* _Source records_

______________________________

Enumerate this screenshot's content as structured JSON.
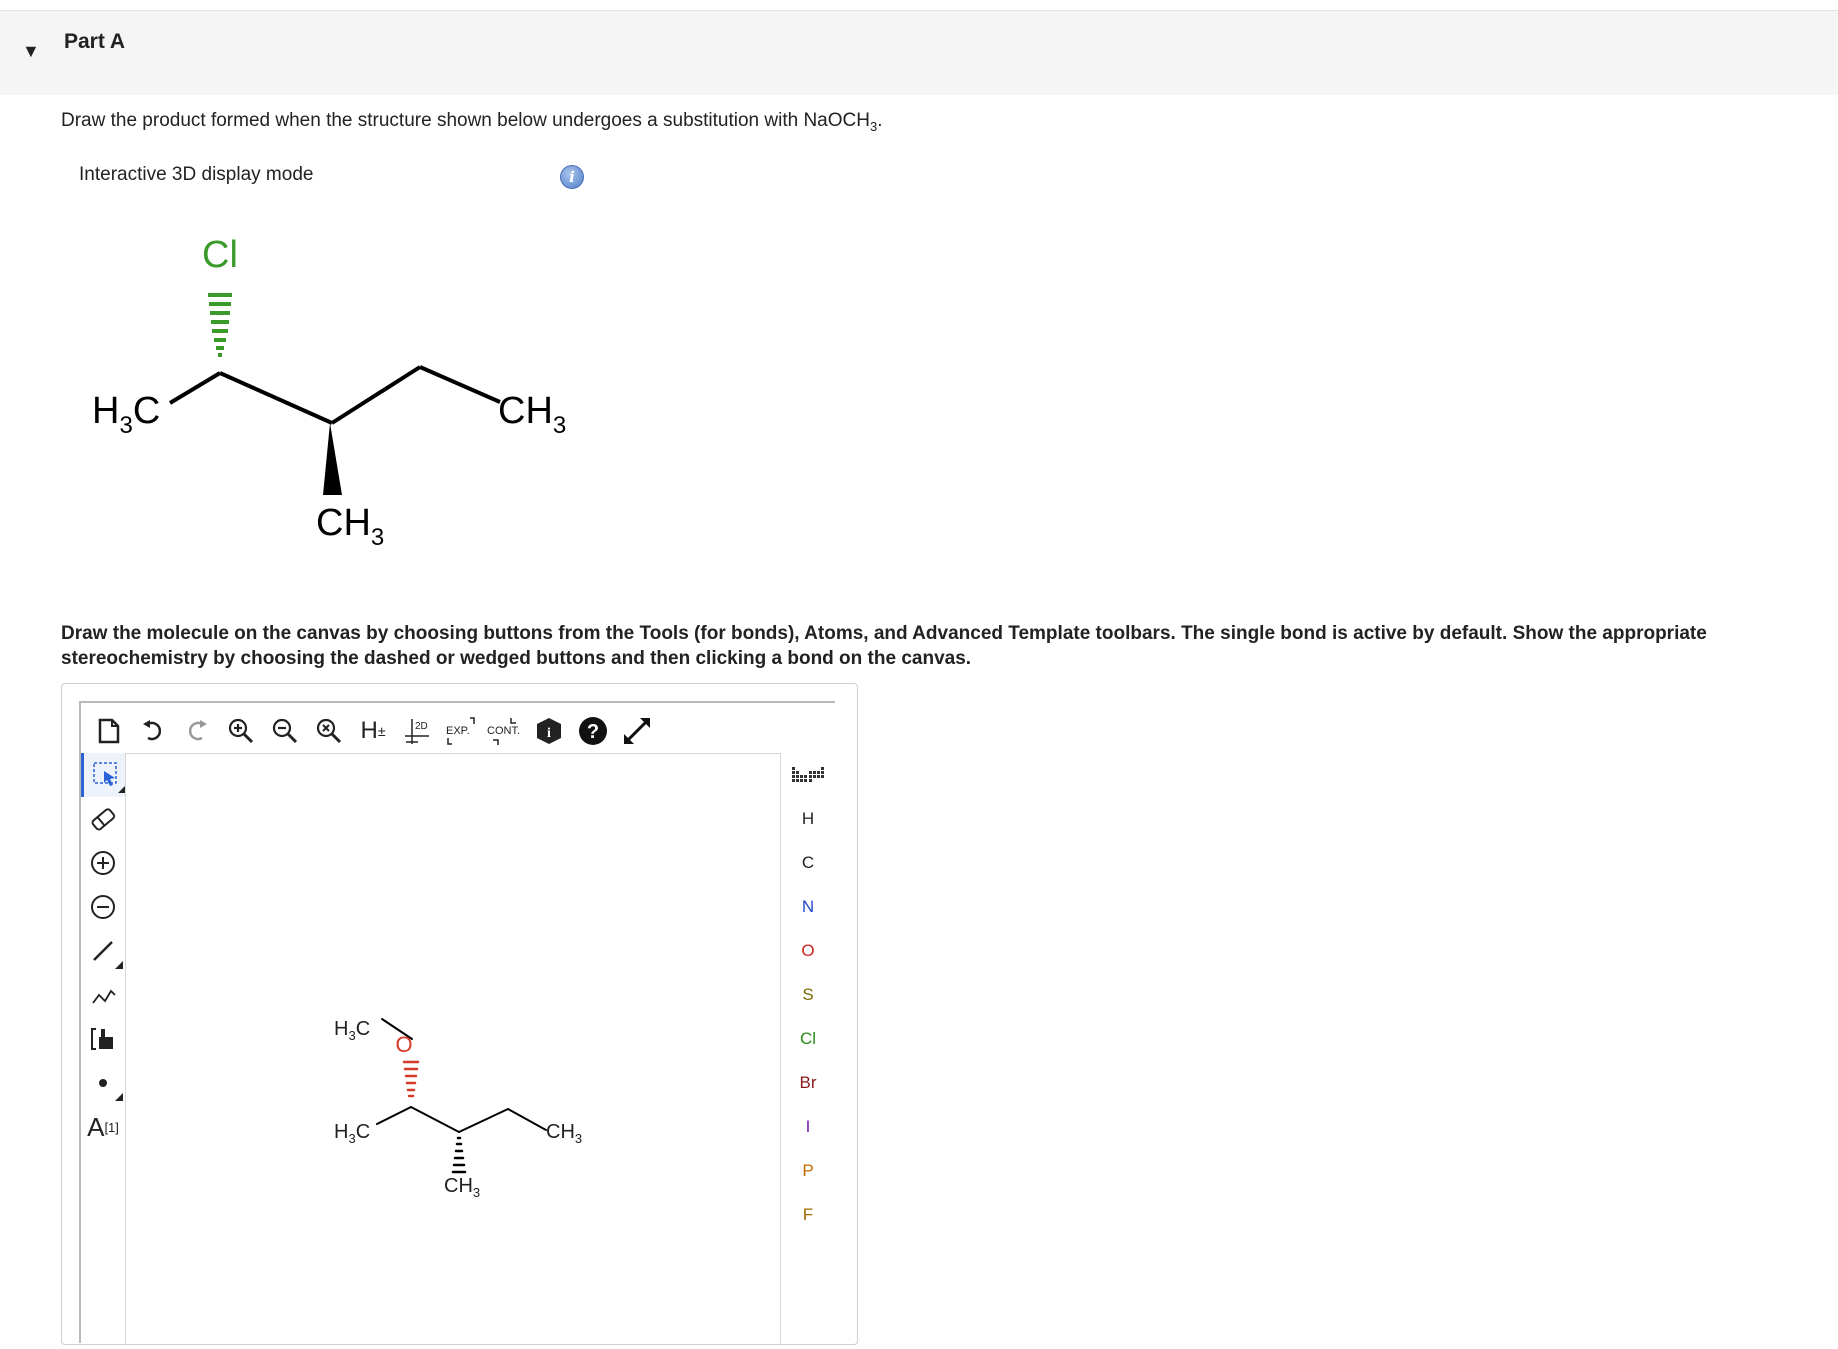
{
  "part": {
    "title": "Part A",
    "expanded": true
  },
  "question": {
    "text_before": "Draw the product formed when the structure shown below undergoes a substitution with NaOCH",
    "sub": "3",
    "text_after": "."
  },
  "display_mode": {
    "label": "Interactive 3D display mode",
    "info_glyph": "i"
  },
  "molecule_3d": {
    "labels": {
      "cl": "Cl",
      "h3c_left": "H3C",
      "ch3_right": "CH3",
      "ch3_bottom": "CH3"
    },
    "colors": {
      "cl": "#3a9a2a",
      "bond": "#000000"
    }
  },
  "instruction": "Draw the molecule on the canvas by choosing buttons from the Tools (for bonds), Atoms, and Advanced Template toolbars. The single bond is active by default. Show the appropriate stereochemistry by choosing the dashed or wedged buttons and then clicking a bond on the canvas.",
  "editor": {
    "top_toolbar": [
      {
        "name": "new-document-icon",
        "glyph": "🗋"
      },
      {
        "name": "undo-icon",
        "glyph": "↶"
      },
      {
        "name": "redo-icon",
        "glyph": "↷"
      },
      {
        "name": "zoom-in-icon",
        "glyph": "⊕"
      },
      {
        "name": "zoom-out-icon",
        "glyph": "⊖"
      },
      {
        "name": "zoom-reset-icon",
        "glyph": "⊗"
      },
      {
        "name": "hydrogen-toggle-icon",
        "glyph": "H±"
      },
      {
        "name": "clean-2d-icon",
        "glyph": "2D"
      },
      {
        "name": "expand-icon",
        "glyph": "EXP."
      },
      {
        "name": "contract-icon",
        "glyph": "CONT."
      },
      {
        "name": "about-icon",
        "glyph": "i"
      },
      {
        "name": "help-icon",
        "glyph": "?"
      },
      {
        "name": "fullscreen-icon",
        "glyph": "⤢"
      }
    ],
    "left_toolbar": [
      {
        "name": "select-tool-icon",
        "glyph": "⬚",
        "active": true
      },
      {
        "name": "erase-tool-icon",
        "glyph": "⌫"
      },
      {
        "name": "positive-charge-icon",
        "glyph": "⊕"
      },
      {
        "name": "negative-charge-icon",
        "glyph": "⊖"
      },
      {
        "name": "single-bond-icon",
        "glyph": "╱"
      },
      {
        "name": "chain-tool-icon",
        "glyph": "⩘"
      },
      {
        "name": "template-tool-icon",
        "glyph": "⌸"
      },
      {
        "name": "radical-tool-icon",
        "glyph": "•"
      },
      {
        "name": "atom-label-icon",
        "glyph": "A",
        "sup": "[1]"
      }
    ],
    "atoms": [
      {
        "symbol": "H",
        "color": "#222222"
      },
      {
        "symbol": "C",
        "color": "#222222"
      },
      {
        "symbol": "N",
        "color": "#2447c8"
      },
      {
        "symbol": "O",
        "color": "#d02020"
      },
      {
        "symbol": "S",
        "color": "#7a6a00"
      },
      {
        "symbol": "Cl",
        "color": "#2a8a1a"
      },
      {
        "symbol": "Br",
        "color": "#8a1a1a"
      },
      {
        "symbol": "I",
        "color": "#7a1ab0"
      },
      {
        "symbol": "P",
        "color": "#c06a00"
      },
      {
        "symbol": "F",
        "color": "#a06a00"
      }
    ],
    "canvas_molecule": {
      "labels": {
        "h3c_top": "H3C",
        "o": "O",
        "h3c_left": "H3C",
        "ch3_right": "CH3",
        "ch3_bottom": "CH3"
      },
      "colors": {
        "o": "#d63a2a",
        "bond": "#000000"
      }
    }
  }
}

______________________________

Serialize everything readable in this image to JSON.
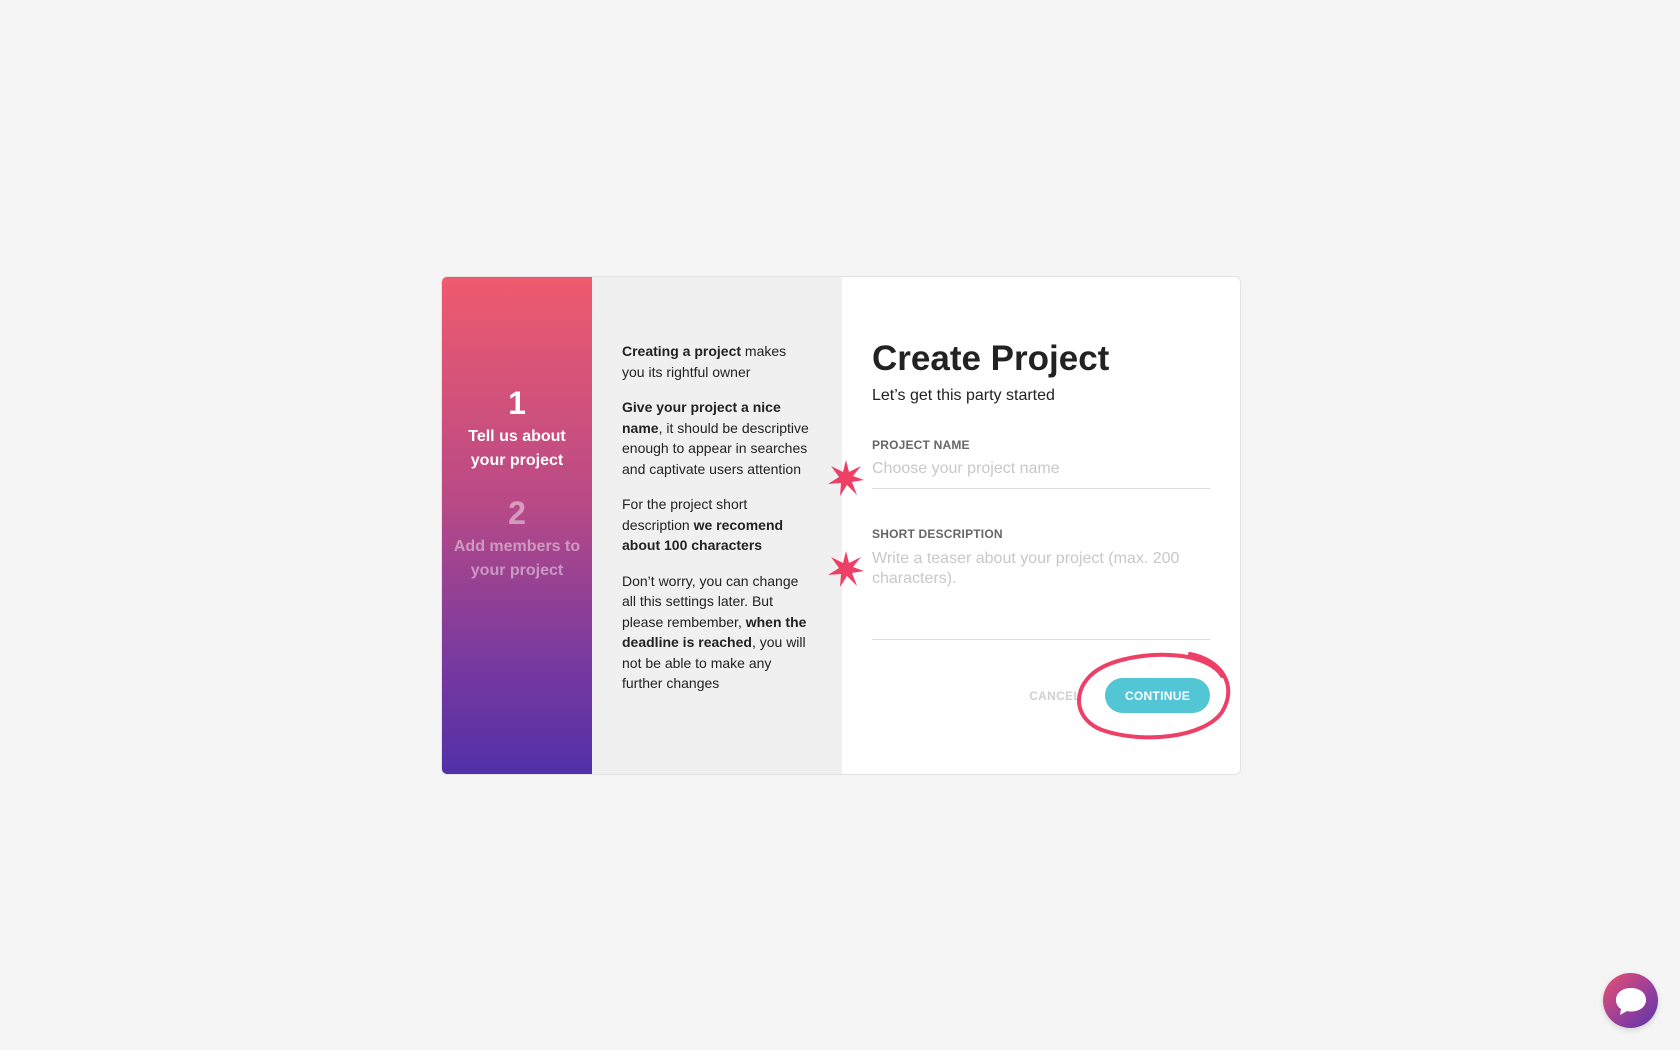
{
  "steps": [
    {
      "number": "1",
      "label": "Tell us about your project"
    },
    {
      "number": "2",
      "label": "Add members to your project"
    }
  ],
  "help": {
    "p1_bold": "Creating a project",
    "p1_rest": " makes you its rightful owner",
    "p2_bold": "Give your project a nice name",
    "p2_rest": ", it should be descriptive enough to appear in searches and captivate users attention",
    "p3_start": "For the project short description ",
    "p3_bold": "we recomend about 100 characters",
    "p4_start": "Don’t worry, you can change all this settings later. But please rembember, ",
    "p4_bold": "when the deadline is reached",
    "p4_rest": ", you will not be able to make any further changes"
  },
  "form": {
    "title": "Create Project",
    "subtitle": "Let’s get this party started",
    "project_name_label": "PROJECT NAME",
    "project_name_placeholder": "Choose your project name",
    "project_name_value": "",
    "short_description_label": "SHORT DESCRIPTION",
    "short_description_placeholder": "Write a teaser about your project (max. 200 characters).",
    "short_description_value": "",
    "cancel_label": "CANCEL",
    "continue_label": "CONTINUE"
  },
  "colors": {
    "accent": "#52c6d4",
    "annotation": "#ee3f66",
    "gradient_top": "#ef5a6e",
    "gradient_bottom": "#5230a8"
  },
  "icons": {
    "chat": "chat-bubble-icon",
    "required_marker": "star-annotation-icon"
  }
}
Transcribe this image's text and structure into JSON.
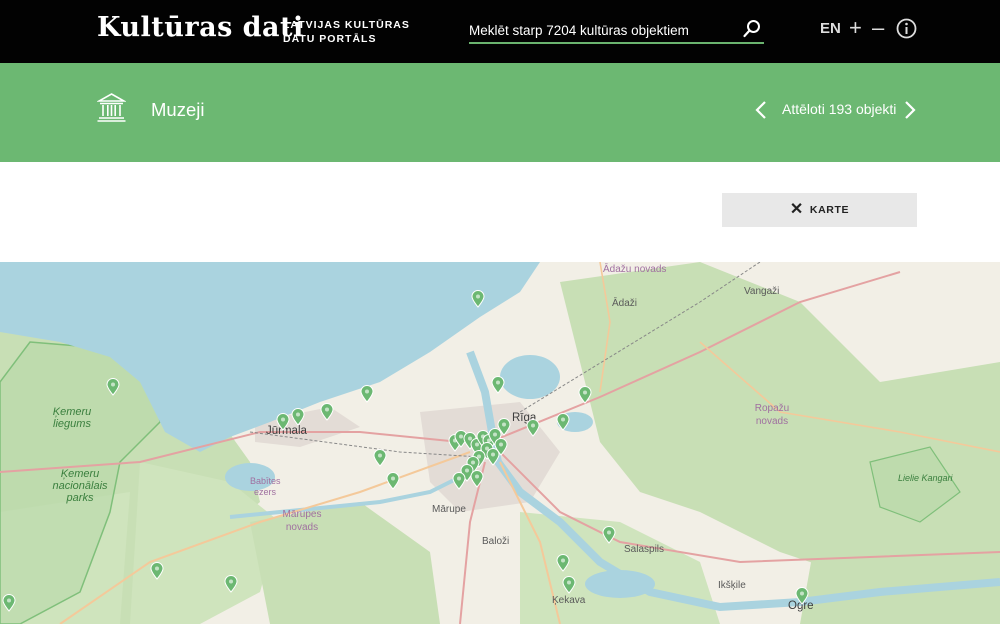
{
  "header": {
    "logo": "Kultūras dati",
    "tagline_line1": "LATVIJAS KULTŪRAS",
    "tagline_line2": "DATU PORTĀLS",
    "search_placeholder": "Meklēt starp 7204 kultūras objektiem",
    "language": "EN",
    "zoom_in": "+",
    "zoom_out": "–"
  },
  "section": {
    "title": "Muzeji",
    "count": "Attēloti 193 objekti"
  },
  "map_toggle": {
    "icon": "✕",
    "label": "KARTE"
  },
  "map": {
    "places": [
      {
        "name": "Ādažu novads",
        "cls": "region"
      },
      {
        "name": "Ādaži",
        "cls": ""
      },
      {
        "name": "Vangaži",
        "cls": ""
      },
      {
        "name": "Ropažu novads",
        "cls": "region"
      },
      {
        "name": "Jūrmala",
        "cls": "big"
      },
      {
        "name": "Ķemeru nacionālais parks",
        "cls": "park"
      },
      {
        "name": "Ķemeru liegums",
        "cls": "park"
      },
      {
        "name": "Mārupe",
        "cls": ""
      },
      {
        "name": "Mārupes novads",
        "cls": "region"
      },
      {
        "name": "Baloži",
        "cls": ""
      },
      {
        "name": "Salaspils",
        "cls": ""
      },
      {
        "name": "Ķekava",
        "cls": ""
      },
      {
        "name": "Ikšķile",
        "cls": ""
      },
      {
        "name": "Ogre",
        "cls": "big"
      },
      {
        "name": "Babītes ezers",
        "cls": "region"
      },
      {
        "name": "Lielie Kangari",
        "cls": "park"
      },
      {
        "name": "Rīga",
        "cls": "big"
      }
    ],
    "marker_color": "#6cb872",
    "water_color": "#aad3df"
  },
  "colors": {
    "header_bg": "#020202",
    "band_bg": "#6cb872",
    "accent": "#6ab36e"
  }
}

______________________________

* _PROMPT_
Looking at the data above, how many lines hold the word "when"? Respond with the number alone.

* _OUTPUT OF THE TASK_
2